:: Records to use
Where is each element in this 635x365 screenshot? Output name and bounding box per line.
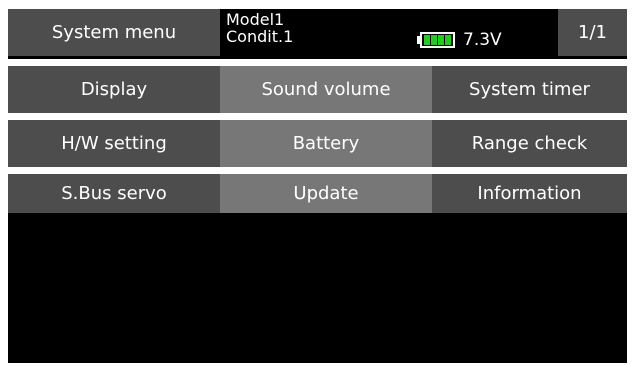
system-timer-button[interactable]: System timer xyxy=(432,66,627,113)
battery-button[interactable]: Battery xyxy=(220,120,432,167)
sound-volume-button[interactable]: Sound volume xyxy=(220,66,432,113)
model-info: Model1 Condit.1 7.3V xyxy=(224,9,554,56)
condition-name: Condit.1 xyxy=(226,27,294,46)
information-button[interactable]: Information xyxy=(432,174,627,213)
battery-icon xyxy=(417,32,455,48)
display-button[interactable]: Display xyxy=(8,66,220,113)
divider xyxy=(8,167,627,174)
divider xyxy=(8,113,627,120)
sbus-servo-button[interactable]: S.Bus servo xyxy=(8,174,220,213)
system-menu-screen: System menu Model1 Condit.1 7.3V 1/1 Dis… xyxy=(8,9,627,363)
page-number: 1/1 xyxy=(558,9,627,56)
divider xyxy=(8,59,627,66)
page-title: System menu xyxy=(8,9,220,56)
range-check-button[interactable]: Range check xyxy=(432,120,627,167)
battery-voltage: 7.3V xyxy=(463,30,502,50)
update-button[interactable]: Update xyxy=(220,174,432,213)
model-name: Model1 xyxy=(226,10,285,29)
hw-setting-button[interactable]: H/W setting xyxy=(8,120,220,167)
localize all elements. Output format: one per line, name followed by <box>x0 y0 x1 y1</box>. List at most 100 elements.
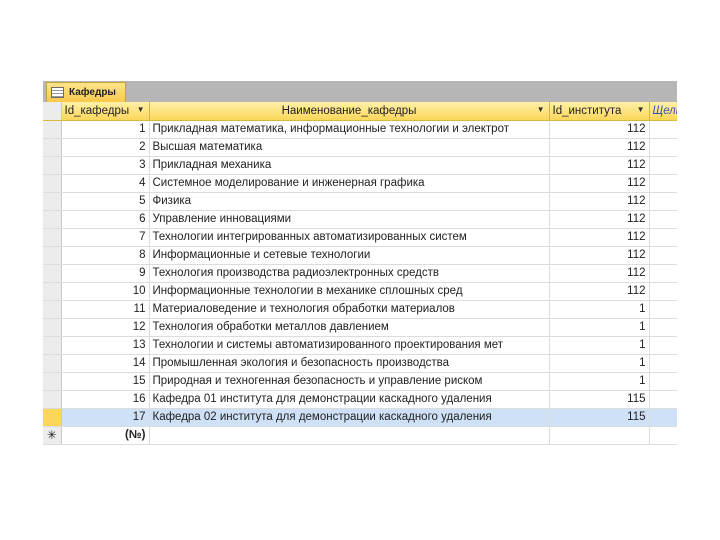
::::
[The exercise] Arrange every line of the rows above as a Markdown table with the columns No. and Line, numbering the lines in order and skipping any blank ones. Leave the pictures out of the answer.

[Completed exercise]
| No. | Line |
|---|---|
| 1 | Where is each element in this 635x365 screenshot? Output name and bounding box per line. |
| 2 | system-timer-button[interactable]: System timer xyxy=(432,66,627,113) |
| 3 | battery-button[interactable]: Battery xyxy=(220,120,432,167) |
| 4 | sound-volume-button[interactable]: Sound volume xyxy=(220,66,432,113) |
| 5 | model-info: Model1 Condit.1 7.3V xyxy=(224,9,554,56) |
| 6 | condition-name: Condit.1 xyxy=(226,27,294,46) |
| 7 | information-button[interactable]: Information xyxy=(432,174,627,213) |
| 8 | battery-icon xyxy=(417,32,455,48) |
| 9 | display-button[interactable]: Display xyxy=(8,66,220,113) |
| 10 | divider xyxy=(8,167,627,174) |
| 11 | divider xyxy=(8,113,627,120) |
| 12 | sbus-servo-button[interactable]: S.Bus servo xyxy=(8,174,220,213) |
| 13 | system-menu-screen: System menu Model1 Condit.1 7.3V 1/1 Dis… xyxy=(8,9,627,363) |
| 14 | page-number: 1/1 xyxy=(558,9,627,56) |
| 15 | divider xyxy=(8,59,627,66) |
| 16 | page-title: System menu xyxy=(8,9,220,56) |
| 17 | range-check-button[interactable]: Range check xyxy=(432,120,627,167) |
| 18 | battery-voltage: 7.3V xyxy=(463,30,502,50) |
| 19 | update-button[interactable]: Update xyxy=(220,174,432,213) |
| 20 | model-name: Model1 xyxy=(226,10,285,29) |
| 21 | hw-setting-button[interactable]: H/W setting xyxy=(8,120,220,167) |
| 22 | localize all elements. Output format: one per line, name followed by <box>x0 y0 x1 y1</box>. List at most 100 elements. |